## Exercise goal:
Search the data below for the string "нужд". Extract every line that contains it.

Data entries
§

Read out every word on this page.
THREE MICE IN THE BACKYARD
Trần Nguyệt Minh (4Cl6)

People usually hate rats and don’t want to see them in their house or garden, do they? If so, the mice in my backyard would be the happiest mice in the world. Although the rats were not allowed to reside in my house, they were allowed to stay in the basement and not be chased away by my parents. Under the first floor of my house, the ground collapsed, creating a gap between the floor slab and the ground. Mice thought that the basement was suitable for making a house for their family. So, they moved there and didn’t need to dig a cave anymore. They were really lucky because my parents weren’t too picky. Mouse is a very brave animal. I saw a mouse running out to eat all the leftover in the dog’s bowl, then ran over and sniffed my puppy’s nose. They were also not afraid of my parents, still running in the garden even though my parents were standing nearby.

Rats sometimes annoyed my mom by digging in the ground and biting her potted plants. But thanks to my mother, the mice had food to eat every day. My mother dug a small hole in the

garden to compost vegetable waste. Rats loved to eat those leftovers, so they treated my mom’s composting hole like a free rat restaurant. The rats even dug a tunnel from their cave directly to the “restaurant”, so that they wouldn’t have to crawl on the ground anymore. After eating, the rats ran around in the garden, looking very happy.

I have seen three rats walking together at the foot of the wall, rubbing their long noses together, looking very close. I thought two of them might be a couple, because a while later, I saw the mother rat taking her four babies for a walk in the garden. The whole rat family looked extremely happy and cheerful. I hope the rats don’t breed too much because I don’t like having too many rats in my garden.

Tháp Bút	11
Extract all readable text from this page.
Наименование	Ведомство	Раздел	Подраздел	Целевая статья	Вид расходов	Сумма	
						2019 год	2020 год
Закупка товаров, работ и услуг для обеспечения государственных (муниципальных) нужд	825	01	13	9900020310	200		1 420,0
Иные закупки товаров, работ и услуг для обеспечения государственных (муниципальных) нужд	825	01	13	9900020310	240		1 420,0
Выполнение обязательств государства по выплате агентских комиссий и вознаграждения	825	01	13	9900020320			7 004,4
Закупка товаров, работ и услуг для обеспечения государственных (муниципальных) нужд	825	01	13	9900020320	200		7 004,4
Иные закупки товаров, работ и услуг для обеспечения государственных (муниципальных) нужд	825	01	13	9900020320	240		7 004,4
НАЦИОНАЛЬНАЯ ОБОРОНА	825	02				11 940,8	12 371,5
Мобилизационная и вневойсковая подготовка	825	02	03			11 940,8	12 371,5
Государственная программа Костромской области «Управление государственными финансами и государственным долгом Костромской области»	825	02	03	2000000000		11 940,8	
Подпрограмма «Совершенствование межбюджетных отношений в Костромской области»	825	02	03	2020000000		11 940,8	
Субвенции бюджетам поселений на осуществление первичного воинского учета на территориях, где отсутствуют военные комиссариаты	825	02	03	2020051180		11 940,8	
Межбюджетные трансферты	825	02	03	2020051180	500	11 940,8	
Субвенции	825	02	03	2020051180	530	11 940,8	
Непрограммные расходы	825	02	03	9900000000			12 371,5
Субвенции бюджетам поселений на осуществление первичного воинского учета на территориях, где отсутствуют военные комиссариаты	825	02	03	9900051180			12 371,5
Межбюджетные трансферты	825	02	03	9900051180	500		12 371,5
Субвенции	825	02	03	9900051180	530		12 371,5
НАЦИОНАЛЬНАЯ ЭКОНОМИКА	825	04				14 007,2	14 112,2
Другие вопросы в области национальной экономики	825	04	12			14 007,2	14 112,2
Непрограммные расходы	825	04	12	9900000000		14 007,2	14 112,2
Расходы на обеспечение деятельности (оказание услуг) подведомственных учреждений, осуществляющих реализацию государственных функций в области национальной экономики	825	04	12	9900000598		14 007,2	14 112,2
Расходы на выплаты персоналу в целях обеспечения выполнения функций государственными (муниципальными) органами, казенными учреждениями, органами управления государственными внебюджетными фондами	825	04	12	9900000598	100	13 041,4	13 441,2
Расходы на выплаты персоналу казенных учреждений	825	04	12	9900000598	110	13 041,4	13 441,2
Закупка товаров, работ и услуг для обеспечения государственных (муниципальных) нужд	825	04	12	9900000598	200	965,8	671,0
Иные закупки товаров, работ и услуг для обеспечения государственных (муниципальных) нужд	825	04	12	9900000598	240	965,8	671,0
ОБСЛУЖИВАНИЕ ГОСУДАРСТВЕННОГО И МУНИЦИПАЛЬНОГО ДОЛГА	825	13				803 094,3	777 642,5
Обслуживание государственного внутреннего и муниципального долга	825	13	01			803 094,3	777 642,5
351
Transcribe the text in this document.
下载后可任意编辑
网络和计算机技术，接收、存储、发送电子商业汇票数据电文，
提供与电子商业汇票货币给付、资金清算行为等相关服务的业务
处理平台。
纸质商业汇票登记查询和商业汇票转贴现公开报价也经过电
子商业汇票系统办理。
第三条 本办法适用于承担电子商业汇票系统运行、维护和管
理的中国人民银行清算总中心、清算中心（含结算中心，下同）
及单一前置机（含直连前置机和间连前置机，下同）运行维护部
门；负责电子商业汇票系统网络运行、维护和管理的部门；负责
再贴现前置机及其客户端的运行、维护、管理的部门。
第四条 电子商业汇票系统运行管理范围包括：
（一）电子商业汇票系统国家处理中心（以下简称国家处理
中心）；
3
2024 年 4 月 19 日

§

## Written response:
Закупка товаров, работ и услуг для обеспечения государственных (муниципальных) нужд	825	01	13	9900020310	200		1 420,0
Иные закупки товаров, работ и услуг для обеспечения государственных (муниципальных) нужд	825	01	13	9900020310	240		1 420,0
Закупка товаров, работ и услуг для обеспечения государственных (муниципальных) нужд	825	01	13	9900020320	200		7 004,4
Иные закупки товаров, работ и услуг для обеспечения государственных (муниципальных) нужд	825	01	13	9900020320	240		7 004,4
Закупка товаров, работ и услуг для обеспечения государственных (муниципальных) нужд	825	04	12	9900000598	200	965,8	671,0
Иные закупки товаров, работ и услуг для обеспечения государственных (муниципальных) нужд	825	04	12	9900000598	240	965,8	671,0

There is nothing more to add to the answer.